WHAT TO WORK ON:
Write out every line below that includes the word "ffffff".

┌─ RECORDED INFORMATION

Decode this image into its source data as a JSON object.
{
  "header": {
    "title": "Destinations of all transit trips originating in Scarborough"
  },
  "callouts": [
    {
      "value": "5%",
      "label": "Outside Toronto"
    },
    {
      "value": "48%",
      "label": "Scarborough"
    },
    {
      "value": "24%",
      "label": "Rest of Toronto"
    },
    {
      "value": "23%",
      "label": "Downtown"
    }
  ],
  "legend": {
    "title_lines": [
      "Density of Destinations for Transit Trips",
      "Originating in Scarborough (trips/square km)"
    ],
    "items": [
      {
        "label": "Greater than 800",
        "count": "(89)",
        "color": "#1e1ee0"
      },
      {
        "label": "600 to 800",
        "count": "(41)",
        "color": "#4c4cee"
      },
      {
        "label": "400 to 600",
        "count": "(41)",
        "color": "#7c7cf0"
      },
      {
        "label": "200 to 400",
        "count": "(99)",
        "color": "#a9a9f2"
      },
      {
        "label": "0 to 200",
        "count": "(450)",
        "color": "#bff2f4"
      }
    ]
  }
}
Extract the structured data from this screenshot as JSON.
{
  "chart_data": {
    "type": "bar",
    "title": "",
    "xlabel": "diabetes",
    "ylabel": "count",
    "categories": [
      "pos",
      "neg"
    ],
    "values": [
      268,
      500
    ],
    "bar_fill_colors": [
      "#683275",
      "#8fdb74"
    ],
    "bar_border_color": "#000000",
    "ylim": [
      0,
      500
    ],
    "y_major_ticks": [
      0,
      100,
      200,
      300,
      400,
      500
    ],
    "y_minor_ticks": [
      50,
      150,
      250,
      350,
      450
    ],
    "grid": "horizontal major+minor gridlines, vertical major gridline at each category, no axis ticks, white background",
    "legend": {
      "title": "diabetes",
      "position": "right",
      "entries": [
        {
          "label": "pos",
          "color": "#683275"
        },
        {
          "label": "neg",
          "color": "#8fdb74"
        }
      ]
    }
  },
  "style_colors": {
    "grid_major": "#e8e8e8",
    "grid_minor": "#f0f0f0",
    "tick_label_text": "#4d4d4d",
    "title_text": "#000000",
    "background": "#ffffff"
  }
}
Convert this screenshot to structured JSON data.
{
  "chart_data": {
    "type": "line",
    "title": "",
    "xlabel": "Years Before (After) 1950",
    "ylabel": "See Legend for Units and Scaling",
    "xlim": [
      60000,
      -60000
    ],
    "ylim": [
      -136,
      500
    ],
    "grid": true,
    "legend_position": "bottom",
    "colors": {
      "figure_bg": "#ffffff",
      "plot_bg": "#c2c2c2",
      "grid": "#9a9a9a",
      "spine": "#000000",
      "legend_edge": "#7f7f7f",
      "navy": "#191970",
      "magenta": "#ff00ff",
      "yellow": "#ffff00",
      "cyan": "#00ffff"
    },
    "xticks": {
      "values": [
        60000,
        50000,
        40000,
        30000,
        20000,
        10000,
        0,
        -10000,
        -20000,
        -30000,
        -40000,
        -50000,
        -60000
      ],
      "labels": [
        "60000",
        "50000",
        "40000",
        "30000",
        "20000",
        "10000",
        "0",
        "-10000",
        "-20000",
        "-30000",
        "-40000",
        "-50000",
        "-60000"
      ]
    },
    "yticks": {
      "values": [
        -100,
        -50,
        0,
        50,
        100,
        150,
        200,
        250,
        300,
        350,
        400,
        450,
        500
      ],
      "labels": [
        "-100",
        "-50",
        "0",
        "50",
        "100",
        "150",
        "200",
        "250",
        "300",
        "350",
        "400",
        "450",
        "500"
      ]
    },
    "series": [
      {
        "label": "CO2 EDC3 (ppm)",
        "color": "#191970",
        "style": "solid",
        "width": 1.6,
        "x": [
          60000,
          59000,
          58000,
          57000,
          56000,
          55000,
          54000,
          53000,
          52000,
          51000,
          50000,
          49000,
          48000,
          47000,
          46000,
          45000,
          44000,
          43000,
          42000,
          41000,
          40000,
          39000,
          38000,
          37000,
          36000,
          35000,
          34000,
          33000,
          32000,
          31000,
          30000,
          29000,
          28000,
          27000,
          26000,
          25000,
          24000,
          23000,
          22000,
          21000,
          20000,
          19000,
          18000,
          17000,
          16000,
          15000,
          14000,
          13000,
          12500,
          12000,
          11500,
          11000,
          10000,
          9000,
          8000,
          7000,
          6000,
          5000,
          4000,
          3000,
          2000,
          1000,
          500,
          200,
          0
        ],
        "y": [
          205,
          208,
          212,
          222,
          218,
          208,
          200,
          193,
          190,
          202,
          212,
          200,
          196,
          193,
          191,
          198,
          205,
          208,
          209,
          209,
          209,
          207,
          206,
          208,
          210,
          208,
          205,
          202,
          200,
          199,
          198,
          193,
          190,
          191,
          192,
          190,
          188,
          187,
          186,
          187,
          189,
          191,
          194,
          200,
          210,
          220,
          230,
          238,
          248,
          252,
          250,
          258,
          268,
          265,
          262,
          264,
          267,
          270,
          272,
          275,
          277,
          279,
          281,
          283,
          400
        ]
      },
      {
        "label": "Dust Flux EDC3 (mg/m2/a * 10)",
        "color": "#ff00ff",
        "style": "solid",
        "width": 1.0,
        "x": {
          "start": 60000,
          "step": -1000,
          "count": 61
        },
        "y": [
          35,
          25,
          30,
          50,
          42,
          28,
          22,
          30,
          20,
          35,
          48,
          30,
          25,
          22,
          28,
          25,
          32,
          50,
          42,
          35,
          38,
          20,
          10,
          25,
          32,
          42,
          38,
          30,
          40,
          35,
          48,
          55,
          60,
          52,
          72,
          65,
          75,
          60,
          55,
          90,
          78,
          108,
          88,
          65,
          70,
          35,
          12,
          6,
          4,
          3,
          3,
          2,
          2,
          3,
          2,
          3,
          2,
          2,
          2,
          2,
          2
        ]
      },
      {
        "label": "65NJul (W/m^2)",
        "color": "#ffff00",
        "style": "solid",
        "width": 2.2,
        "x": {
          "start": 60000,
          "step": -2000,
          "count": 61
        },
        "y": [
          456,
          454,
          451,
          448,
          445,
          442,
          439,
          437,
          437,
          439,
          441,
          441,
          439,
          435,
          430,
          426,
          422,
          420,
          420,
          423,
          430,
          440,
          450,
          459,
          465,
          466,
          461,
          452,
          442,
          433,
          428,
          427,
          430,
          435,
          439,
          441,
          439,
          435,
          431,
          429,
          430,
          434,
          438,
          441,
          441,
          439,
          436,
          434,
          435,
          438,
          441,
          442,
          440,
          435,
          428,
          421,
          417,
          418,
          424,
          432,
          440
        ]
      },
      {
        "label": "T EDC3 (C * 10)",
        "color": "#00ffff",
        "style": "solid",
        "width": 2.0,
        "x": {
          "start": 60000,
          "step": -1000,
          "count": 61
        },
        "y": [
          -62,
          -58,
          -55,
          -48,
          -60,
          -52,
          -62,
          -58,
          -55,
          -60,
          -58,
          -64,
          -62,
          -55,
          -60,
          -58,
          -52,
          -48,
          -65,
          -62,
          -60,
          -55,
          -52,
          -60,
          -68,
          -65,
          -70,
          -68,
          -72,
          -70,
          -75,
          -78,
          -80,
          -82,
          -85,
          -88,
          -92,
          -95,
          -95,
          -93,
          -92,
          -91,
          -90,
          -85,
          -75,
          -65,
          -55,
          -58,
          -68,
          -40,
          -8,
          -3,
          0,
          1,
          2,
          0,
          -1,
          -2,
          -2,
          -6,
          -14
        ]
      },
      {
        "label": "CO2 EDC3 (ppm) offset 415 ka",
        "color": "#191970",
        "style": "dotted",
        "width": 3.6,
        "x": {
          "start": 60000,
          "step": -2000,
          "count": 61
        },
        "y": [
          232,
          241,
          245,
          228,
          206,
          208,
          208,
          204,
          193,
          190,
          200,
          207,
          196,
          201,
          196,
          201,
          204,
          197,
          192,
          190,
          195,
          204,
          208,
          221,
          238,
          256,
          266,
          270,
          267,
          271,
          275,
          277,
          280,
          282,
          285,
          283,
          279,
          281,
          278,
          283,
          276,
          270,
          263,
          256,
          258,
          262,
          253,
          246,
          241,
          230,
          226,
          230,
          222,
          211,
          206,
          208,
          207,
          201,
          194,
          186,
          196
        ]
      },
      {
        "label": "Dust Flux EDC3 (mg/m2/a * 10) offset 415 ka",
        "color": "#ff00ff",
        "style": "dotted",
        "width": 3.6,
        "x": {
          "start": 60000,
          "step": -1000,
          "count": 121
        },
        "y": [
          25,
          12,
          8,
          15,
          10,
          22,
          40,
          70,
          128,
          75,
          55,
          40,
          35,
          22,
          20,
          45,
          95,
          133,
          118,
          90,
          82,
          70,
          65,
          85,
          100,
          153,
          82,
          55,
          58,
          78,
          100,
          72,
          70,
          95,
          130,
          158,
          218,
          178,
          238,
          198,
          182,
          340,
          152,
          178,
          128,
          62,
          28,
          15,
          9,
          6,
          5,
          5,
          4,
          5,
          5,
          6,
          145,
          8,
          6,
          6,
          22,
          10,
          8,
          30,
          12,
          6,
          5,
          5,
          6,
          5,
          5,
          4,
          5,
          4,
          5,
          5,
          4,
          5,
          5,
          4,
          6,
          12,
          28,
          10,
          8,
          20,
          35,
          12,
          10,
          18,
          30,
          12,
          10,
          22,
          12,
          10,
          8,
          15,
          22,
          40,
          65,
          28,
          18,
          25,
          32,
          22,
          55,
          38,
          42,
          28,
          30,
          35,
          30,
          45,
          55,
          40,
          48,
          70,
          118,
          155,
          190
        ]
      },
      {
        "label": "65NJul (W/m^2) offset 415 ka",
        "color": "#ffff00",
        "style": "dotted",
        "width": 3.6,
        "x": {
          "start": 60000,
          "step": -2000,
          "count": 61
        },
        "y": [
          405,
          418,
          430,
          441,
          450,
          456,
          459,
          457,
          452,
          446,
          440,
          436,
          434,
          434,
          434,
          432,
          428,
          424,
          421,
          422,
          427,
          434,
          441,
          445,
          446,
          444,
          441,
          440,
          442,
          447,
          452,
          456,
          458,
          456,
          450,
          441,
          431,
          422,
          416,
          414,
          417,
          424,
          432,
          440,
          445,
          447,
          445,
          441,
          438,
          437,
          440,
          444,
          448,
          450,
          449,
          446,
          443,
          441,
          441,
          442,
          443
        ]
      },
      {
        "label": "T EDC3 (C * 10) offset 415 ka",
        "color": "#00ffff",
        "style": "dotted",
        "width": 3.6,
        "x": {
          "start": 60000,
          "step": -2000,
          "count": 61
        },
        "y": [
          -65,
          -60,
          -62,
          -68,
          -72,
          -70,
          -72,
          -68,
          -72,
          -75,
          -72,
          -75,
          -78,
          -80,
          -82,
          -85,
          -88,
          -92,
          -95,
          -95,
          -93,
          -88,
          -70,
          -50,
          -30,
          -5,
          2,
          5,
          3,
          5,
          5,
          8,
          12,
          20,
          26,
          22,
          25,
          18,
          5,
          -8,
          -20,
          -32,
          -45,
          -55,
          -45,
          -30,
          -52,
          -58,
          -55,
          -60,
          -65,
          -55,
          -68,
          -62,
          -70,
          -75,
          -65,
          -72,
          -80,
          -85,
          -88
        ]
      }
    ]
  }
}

└─

TASK SOLUTION:
    "background": "#ffffff"
      "figure_bg": "#ffffff",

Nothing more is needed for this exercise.